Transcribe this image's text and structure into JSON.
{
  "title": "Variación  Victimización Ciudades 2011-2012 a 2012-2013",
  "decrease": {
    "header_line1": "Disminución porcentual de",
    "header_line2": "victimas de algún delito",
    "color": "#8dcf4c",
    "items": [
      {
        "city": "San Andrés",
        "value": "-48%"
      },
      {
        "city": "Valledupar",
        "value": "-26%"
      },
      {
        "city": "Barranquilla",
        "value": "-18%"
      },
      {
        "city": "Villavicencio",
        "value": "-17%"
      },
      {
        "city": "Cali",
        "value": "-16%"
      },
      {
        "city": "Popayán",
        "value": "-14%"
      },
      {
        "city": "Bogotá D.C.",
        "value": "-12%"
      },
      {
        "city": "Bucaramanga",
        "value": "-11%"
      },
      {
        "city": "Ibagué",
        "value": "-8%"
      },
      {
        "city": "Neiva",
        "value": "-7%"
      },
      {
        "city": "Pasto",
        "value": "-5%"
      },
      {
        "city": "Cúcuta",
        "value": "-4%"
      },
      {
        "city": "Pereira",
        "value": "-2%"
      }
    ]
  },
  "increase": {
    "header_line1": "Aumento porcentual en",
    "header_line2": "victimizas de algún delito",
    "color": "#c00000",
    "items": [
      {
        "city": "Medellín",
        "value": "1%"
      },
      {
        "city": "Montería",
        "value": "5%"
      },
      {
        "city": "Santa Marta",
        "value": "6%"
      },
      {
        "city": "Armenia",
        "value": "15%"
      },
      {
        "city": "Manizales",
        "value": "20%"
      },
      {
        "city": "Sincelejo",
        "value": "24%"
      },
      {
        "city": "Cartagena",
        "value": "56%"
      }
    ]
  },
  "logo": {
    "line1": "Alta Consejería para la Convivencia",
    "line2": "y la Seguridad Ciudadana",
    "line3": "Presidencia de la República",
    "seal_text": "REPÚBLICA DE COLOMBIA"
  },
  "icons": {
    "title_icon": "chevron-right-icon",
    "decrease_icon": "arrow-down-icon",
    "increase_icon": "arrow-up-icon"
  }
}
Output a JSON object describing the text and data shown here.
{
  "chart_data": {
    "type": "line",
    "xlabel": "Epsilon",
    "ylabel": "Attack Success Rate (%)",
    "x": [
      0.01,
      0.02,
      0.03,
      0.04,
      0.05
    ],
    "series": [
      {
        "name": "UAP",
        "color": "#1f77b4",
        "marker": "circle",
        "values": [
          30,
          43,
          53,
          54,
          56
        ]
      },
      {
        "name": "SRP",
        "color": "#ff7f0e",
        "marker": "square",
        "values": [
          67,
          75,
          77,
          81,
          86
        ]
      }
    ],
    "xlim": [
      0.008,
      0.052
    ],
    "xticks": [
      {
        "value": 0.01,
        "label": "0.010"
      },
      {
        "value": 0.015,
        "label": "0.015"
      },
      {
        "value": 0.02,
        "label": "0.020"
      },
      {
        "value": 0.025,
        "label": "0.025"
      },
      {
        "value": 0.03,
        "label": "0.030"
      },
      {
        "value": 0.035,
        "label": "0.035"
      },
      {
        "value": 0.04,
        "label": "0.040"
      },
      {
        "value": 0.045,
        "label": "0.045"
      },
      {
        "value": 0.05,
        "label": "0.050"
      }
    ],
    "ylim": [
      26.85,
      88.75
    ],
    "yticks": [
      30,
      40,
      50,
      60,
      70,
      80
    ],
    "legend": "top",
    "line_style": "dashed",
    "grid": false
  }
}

What the exercise asks ::
Gather each line of the records holding the string "porcentual".

The solution ::
    "header_line1": "Disminución porcentual de",
    "header_line1": "Aumento porcentual en",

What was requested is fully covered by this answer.